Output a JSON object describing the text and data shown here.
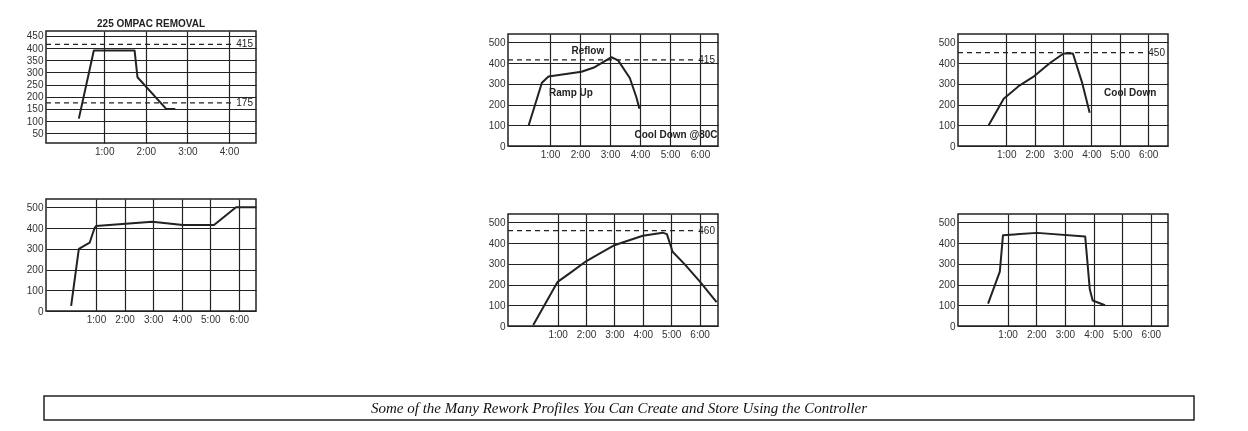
{
  "chart_data": [
    {
      "type": "line",
      "title": "225 OMPAC REMOVAL",
      "x": [
        0.39,
        0.75,
        1.73,
        1.8,
        2.49,
        2.71
      ],
      "series": [
        {
          "color": "#222222",
          "values": [
            110,
            390,
            390,
            280,
            150,
            150
          ]
        }
      ],
      "xlim": [
        -0.4,
        4.65
      ],
      "ylim": [
        10,
        470
      ],
      "xticks": [
        {
          "value": 1,
          "label": "1:00"
        },
        {
          "value": 2,
          "label": "2:00"
        },
        {
          "value": 3,
          "label": "3:00"
        },
        {
          "value": 4,
          "label": "4:00"
        }
      ],
      "yticks": [
        50,
        100,
        150,
        200,
        250,
        300,
        350,
        400,
        450
      ],
      "grid": true,
      "ref_lines": [
        {
          "axis": "y",
          "value": 415,
          "label": "415",
          "line_style": "dashed"
        },
        {
          "axis": "y",
          "value": 175,
          "label": "175",
          "line_style": "dashed"
        }
      ]
    },
    {
      "type": "line",
      "x": [
        0.29,
        0.73,
        0.95,
        2.05,
        2.49,
        3.05,
        3.27,
        3.66,
        3.88,
        3.98
      ],
      "series": [
        {
          "color": "#222222",
          "values": [
            100,
            305,
            335,
            358,
            380,
            428,
            413,
            328,
            235,
            180
          ]
        }
      ],
      "xlim": [
        -0.4,
        6.6
      ],
      "ylim": [
        0,
        540
      ],
      "xticks": [
        {
          "value": 1,
          "label": "1:00"
        },
        {
          "value": 2,
          "label": "2:00"
        },
        {
          "value": 3,
          "label": "3:00"
        },
        {
          "value": 4,
          "label": "4:00"
        },
        {
          "value": 5,
          "label": "5:00"
        },
        {
          "value": 6,
          "label": "6:00"
        }
      ],
      "yticks": [
        0,
        100,
        200,
        300,
        400,
        500
      ],
      "grid": true,
      "ref_lines": [
        {
          "axis": "y",
          "value": 415,
          "label": "415",
          "line_style": "dashed"
        }
      ],
      "annotations": [
        "Reflow",
        "Ramp Up",
        "Cool Down @80C"
      ]
    },
    {
      "type": "line",
      "x": [
        0.38,
        0.91,
        1.45,
        1.99,
        2.54,
        3.02,
        3.35,
        3.67,
        3.94
      ],
      "series": [
        {
          "color": "#222222",
          "values": [
            100,
            228,
            290,
            337,
            400,
            446,
            446,
            307,
            160
          ]
        }
      ],
      "xlim": [
        -0.7,
        6.7
      ],
      "ylim": [
        0,
        540
      ],
      "xticks": [
        {
          "value": 1,
          "label": "1:00"
        },
        {
          "value": 2,
          "label": "2:00"
        },
        {
          "value": 3,
          "label": "3:00"
        },
        {
          "value": 4,
          "label": "4:00"
        },
        {
          "value": 5,
          "label": "5:00"
        },
        {
          "value": 6,
          "label": "6:00"
        }
      ],
      "yticks": [
        0,
        100,
        200,
        300,
        400,
        500
      ],
      "grid": true,
      "ref_lines": [
        {
          "axis": "y",
          "value": 450,
          "label": "450",
          "line_style": "dashed"
        }
      ],
      "annotations": [
        "Cool Down"
      ]
    },
    {
      "type": "line",
      "x": [
        0.13,
        0.4,
        0.78,
        0.95,
        1.0,
        2.97,
        4.04,
        5.13,
        5.9,
        6.6
      ],
      "series": [
        {
          "color": "#222222",
          "values": [
            25,
            300,
            330,
            400,
            410,
            430,
            415,
            415,
            500,
            500
          ]
        }
      ],
      "xlim": [
        -0.75,
        6.6
      ],
      "ylim": [
        0,
        540
      ],
      "xticks": [
        {
          "value": 1,
          "label": "1:00"
        },
        {
          "value": 2,
          "label": "2:00"
        },
        {
          "value": 3,
          "label": "3:00"
        },
        {
          "value": 4,
          "label": "4:00"
        },
        {
          "value": 5,
          "label": "5:00"
        },
        {
          "value": 6,
          "label": "6:00"
        }
      ],
      "yticks": [
        0,
        100,
        200,
        300,
        400,
        500
      ],
      "grid": true
    },
    {
      "type": "line",
      "x": [
        0.14,
        1.0,
        1.48,
        2.0,
        2.97,
        4.0,
        4.7,
        4.85,
        5.05,
        5.48,
        6.02,
        6.6
      ],
      "series": [
        {
          "color": "#222222",
          "values": [
            5,
            213,
            260,
            312,
            388,
            435,
            450,
            443,
            358,
            297,
            213,
            115
          ]
        }
      ],
      "xlim": [
        -0.75,
        6.65
      ],
      "ylim": [
        0,
        540
      ],
      "xticks": [
        {
          "value": 1,
          "label": "1:00"
        },
        {
          "value": 2,
          "label": "2:00"
        },
        {
          "value": 3,
          "label": "3:00"
        },
        {
          "value": 4,
          "label": "4:00"
        },
        {
          "value": 5,
          "label": "5:00"
        },
        {
          "value": 6,
          "label": "6:00"
        }
      ],
      "yticks": [
        0,
        100,
        200,
        300,
        400,
        500
      ],
      "grid": true,
      "ref_lines": [
        {
          "axis": "y",
          "value": 460,
          "label": "460",
          "line_style": "dashed"
        }
      ]
    },
    {
      "type": "line",
      "x": [
        0.32,
        0.73,
        0.84,
        2.03,
        3.71,
        3.87,
        3.97,
        4.4
      ],
      "series": [
        {
          "color": "#222222",
          "values": [
            108,
            262,
            438,
            449,
            431,
            177,
            123,
            100
          ]
        }
      ],
      "xlim": [
        -0.73,
        6.6
      ],
      "ylim": [
        0,
        540
      ],
      "xticks": [
        {
          "value": 1,
          "label": "1:00"
        },
        {
          "value": 2,
          "label": "2:00"
        },
        {
          "value": 3,
          "label": "3:00"
        },
        {
          "value": 4,
          "label": "4:00"
        },
        {
          "value": 5,
          "label": "5:00"
        },
        {
          "value": 6,
          "label": "6:00"
        }
      ],
      "yticks": [
        0,
        100,
        200,
        300,
        400,
        500
      ],
      "grid": true
    },
    {
      "type": "other",
      "annotations": [
        "Some of the Many Rework Profiles You Can Create and Store Using the Controller"
      ]
    }
  ]
}
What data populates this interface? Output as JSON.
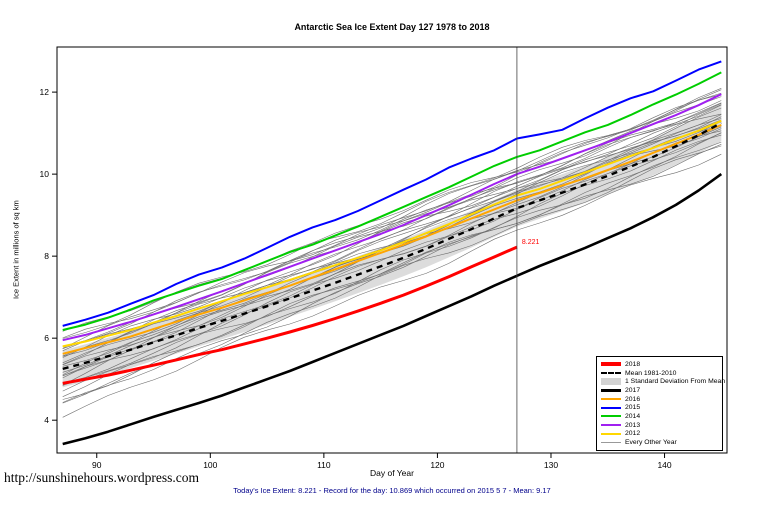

*GOAL*: Without including any pictures, print all of the material exactly as given.

*RESULT OF THE EXERCISE*:
Output a JSON object describing the text and data shown here.
{
  "chart_data": [
    {
      "type": "line",
      "title": "225 OMPAC REMOVAL",
      "x": [
        0.39,
        0.75,
        1.73,
        1.8,
        2.49,
        2.71
      ],
      "series": [
        {
          "color": "#222222",
          "values": [
            110,
            390,
            390,
            280,
            150,
            150
          ]
        }
      ],
      "xlim": [
        -0.4,
        4.65
      ],
      "ylim": [
        10,
        470
      ],
      "xticks": [
        {
          "value": 1,
          "label": "1:00"
        },
        {
          "value": 2,
          "label": "2:00"
        },
        {
          "value": 3,
          "label": "3:00"
        },
        {
          "value": 4,
          "label": "4:00"
        }
      ],
      "yticks": [
        50,
        100,
        150,
        200,
        250,
        300,
        350,
        400,
        450
      ],
      "grid": true,
      "ref_lines": [
        {
          "axis": "y",
          "value": 415,
          "label": "415",
          "line_style": "dashed"
        },
        {
          "axis": "y",
          "value": 175,
          "label": "175",
          "line_style": "dashed"
        }
      ]
    },
    {
      "type": "line",
      "x": [
        0.29,
        0.73,
        0.95,
        2.05,
        2.49,
        3.05,
        3.27,
        3.66,
        3.88,
        3.98
      ],
      "series": [
        {
          "color": "#222222",
          "values": [
            100,
            305,
            335,
            358,
            380,
            428,
            413,
            328,
            235,
            180
          ]
        }
      ],
      "xlim": [
        -0.4,
        6.6
      ],
      "ylim": [
        0,
        540
      ],
      "xticks": [
        {
          "value": 1,
          "label": "1:00"
        },
        {
          "value": 2,
          "label": "2:00"
        },
        {
          "value": 3,
          "label": "3:00"
        },
        {
          "value": 4,
          "label": "4:00"
        },
        {
          "value": 5,
          "label": "5:00"
        },
        {
          "value": 6,
          "label": "6:00"
        }
      ],
      "yticks": [
        0,
        100,
        200,
        300,
        400,
        500
      ],
      "grid": true,
      "ref_lines": [
        {
          "axis": "y",
          "value": 415,
          "label": "415",
          "line_style": "dashed"
        }
      ],
      "annotations": [
        "Reflow",
        "Ramp Up",
        "Cool Down @80C"
      ]
    },
    {
      "type": "line",
      "x": [
        0.38,
        0.91,
        1.45,
        1.99,
        2.54,
        3.02,
        3.35,
        3.67,
        3.94
      ],
      "series": [
        {
          "color": "#222222",
          "values": [
            100,
            228,
            290,
            337,
            400,
            446,
            446,
            307,
            160
          ]
        }
      ],
      "xlim": [
        -0.7,
        6.7
      ],
      "ylim": [
        0,
        540
      ],
      "xticks": [
        {
          "value": 1,
          "label": "1:00"
        },
        {
          "value": 2,
          "label": "2:00"
        },
        {
          "value": 3,
          "label": "3:00"
        },
        {
          "value": 4,
          "label": "4:00"
        },
        {
          "value": 5,
          "label": "5:00"
        },
        {
          "value": 6,
          "label": "6:00"
        }
      ],
      "yticks": [
        0,
        100,
        200,
        300,
        400,
        500
      ],
      "grid": true,
      "ref_lines": [
        {
          "axis": "y",
          "value": 450,
          "label": "450",
          "line_style": "dashed"
        }
      ],
      "annotations": [
        "Cool Down"
      ]
    },
    {
      "type": "line",
      "x": [
        0.13,
        0.4,
        0.78,
        0.95,
        1.0,
        2.97,
        4.04,
        5.13,
        5.9,
        6.6
      ],
      "series": [
        {
          "color": "#222222",
          "values": [
            25,
            300,
            330,
            400,
            410,
            430,
            415,
            415,
            500,
            500
          ]
        }
      ],
      "xlim": [
        -0.75,
        6.6
      ],
      "ylim": [
        0,
        540
      ],
      "xticks": [
        {
          "value": 1,
          "label": "1:00"
        },
        {
          "value": 2,
          "label": "2:00"
        },
        {
          "value": 3,
          "label": "3:00"
        },
        {
          "value": 4,
          "label": "4:00"
        },
        {
          "value": 5,
          "label": "5:00"
        },
        {
          "value": 6,
          "label": "6:00"
        }
      ],
      "yticks": [
        0,
        100,
        200,
        300,
        400,
        500
      ],
      "grid": true
    },
    {
      "type": "line",
      "x": [
        0.14,
        1.0,
        1.48,
        2.0,
        2.97,
        4.0,
        4.7,
        4.85,
        5.05,
        5.48,
        6.02,
        6.6
      ],
      "series": [
        {
          "color": "#222222",
          "values": [
            5,
            213,
            260,
            312,
            388,
            435,
            450,
            443,
            358,
            297,
            213,
            115
          ]
        }
      ],
      "xlim": [
        -0.75,
        6.65
      ],
      "ylim": [
        0,
        540
      ],
      "xticks": [
        {
          "value": 1,
          "label": "1:00"
        },
        {
          "value": 2,
          "label": "2:00"
        },
        {
          "value": 3,
          "label": "3:00"
        },
        {
          "value": 4,
          "label": "4:00"
        },
        {
          "value": 5,
          "label": "5:00"
        },
        {
          "value": 6,
          "label": "6:00"
        }
      ],
      "yticks": [
        0,
        100,
        200,
        300,
        400,
        500
      ],
      "grid": true,
      "ref_lines": [
        {
          "axis": "y",
          "value": 460,
          "label": "460",
          "line_style": "dashed"
        }
      ]
    },
    {
      "type": "line",
      "x": [
        0.32,
        0.73,
        0.84,
        2.03,
        3.71,
        3.87,
        3.97,
        4.4
      ],
      "series": [
        {
          "color": "#222222",
          "values": [
            108,
            262,
            438,
            449,
            431,
            177,
            123,
            100
          ]
        }
      ],
      "xlim": [
        -0.73,
        6.6
      ],
      "ylim": [
        0,
        540
      ],
      "xticks": [
        {
          "value": 1,
          "label": "1:00"
        },
        {
          "value": 2,
          "label": "2:00"
        },
        {
          "value": 3,
          "label": "3:00"
        },
        {
          "value": 4,
          "label": "4:00"
        },
        {
          "value": 5,
          "label": "5:00"
        },
        {
          "value": 6,
          "label": "6:00"
        }
      ],
      "yticks": [
        0,
        100,
        200,
        300,
        400,
        500
      ],
      "grid": true
    },
    {
      "type": "other",
      "annotations": [
        "Some of the Many Rework Profiles You Can Create and Store Using the Controller"
      ]
    }
  ]
}
What data populates this interface? Output as JSON.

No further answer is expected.